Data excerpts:
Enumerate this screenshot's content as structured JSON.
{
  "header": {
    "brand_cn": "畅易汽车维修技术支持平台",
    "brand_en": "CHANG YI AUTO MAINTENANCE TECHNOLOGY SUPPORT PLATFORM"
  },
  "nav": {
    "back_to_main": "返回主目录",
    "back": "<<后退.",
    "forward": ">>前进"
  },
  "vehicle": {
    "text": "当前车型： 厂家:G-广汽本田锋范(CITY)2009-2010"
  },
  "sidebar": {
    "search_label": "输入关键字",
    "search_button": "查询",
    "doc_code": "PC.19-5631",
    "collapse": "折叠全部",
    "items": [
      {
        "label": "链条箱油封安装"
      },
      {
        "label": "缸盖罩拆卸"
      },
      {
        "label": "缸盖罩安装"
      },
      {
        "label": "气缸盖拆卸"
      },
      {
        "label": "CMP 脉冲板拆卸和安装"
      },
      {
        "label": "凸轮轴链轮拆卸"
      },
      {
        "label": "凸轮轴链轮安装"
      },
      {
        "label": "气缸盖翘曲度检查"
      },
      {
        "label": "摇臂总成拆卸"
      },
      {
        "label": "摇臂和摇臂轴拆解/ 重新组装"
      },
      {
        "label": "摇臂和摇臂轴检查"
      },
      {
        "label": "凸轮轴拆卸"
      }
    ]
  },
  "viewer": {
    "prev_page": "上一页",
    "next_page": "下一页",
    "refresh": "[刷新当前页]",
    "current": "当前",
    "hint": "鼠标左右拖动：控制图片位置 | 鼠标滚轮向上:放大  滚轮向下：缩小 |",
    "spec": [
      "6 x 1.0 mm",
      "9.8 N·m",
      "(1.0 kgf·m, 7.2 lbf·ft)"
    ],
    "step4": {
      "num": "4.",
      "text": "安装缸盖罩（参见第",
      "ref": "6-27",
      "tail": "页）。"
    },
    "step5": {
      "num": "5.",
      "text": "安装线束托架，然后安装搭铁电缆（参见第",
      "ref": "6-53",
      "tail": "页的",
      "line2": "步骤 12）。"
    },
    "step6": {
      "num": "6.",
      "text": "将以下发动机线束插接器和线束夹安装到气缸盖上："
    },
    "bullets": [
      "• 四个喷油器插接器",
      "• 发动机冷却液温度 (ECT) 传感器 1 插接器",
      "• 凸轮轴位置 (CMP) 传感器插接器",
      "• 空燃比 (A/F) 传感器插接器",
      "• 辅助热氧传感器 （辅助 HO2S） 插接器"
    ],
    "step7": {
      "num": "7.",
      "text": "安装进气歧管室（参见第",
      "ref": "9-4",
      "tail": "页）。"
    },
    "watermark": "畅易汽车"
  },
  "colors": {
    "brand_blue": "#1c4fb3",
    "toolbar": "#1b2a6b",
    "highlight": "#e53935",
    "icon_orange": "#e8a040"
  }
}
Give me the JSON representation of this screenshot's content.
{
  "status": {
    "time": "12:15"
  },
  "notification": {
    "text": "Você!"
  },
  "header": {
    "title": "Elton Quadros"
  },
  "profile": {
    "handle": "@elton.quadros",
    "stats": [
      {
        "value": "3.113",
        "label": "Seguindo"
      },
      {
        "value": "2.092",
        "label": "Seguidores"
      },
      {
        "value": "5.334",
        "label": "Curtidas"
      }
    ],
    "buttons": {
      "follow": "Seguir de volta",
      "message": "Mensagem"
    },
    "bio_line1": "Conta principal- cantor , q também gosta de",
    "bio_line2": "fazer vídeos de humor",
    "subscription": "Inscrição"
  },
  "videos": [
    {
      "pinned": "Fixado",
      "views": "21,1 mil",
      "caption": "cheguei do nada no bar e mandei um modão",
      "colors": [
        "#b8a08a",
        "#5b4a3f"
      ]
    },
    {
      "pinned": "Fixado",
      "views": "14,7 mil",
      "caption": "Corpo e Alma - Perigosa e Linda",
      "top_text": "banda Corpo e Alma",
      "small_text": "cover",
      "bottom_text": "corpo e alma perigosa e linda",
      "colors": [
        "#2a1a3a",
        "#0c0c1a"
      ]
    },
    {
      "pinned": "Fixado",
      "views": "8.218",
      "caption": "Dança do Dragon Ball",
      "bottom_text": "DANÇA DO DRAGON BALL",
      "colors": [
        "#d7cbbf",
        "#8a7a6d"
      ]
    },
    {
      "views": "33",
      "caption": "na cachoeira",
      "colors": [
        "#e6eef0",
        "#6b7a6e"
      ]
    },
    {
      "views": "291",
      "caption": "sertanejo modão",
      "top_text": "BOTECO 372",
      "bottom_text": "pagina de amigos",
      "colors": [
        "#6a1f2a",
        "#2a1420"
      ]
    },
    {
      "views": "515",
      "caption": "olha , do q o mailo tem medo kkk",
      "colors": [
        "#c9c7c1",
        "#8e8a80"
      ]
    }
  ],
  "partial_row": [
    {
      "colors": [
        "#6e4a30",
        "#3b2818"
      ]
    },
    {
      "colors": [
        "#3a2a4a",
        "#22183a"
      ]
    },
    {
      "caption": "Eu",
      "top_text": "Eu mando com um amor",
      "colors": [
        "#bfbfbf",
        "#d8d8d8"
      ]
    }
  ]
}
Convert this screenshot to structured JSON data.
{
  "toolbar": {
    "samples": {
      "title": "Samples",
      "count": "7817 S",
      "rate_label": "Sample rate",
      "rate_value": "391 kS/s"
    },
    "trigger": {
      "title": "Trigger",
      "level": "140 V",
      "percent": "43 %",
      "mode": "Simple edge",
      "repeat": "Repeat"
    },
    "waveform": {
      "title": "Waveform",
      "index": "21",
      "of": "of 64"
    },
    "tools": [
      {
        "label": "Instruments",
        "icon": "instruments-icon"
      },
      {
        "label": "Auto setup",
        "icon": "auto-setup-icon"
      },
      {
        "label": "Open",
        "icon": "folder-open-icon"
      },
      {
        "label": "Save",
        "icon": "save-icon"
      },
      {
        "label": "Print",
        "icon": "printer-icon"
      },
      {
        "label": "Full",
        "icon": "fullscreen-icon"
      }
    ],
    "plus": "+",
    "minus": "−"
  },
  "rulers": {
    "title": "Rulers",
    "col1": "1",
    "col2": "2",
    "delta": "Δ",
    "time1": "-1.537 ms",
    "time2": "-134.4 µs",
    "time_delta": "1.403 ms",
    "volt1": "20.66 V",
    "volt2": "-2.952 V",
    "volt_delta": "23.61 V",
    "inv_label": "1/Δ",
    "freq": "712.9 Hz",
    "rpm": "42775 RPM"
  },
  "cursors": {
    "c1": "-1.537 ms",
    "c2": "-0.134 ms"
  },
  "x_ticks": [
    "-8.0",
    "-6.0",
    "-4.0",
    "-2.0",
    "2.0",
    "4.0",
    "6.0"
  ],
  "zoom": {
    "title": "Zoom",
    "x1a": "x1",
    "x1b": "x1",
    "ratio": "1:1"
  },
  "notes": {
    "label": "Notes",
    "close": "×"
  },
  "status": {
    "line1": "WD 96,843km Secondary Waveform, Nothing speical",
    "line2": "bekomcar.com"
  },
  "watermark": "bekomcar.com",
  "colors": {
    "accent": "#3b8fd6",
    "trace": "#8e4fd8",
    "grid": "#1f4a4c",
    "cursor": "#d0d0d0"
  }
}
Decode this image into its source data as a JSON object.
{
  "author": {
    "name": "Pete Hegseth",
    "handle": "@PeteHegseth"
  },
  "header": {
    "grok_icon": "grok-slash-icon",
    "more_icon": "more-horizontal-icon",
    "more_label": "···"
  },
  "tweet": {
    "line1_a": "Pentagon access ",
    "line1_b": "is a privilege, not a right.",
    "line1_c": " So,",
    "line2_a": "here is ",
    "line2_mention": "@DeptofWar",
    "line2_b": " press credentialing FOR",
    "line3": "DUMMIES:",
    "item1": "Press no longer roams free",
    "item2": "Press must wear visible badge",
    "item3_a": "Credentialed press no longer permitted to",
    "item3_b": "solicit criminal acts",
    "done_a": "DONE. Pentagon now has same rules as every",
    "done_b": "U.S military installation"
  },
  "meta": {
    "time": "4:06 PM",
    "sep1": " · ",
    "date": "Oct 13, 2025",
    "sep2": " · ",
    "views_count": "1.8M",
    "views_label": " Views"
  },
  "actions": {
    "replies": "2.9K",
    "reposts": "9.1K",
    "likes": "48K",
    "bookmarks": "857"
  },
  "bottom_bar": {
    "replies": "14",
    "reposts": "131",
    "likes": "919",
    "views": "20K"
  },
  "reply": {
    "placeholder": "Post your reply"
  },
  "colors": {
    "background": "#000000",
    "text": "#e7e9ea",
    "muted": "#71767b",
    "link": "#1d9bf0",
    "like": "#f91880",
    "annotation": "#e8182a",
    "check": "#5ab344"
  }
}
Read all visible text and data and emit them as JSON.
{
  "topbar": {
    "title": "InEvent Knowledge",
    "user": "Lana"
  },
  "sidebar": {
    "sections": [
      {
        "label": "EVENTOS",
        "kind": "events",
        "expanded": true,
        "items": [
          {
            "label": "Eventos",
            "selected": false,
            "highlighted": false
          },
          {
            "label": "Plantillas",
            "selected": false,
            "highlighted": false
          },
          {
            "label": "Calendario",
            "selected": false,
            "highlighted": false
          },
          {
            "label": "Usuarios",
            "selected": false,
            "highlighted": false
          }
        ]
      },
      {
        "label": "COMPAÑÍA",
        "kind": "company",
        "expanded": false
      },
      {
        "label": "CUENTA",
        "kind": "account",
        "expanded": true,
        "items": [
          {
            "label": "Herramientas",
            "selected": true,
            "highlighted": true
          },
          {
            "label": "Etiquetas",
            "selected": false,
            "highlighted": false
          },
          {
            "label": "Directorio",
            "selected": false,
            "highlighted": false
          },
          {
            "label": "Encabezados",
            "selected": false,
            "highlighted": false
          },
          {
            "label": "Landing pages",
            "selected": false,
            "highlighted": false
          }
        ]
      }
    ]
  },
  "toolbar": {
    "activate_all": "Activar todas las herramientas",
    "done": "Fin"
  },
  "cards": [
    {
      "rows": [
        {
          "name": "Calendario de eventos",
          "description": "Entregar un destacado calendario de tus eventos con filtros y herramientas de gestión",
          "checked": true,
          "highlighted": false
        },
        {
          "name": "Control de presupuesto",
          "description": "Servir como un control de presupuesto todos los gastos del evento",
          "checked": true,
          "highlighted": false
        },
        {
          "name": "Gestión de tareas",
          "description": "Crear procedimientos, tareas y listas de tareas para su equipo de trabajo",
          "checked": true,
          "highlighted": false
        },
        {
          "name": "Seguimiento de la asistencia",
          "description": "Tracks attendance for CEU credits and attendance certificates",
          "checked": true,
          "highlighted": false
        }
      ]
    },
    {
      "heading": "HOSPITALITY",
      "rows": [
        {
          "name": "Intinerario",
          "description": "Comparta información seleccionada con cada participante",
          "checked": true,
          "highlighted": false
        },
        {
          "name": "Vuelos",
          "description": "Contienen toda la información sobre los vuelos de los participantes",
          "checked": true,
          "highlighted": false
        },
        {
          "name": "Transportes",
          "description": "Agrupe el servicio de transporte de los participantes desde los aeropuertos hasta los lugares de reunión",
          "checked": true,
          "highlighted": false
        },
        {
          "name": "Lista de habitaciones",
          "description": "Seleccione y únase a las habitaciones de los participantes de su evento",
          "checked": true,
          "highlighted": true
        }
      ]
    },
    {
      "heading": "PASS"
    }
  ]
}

**JOB:** Out of the records, collect only those lines that contain the string "información".

**RESULT BELOW:**
          "description": "Comparta información seleccionada con cada participante",
          "description": "Contienen toda la información sobre los vuelos de los participantes",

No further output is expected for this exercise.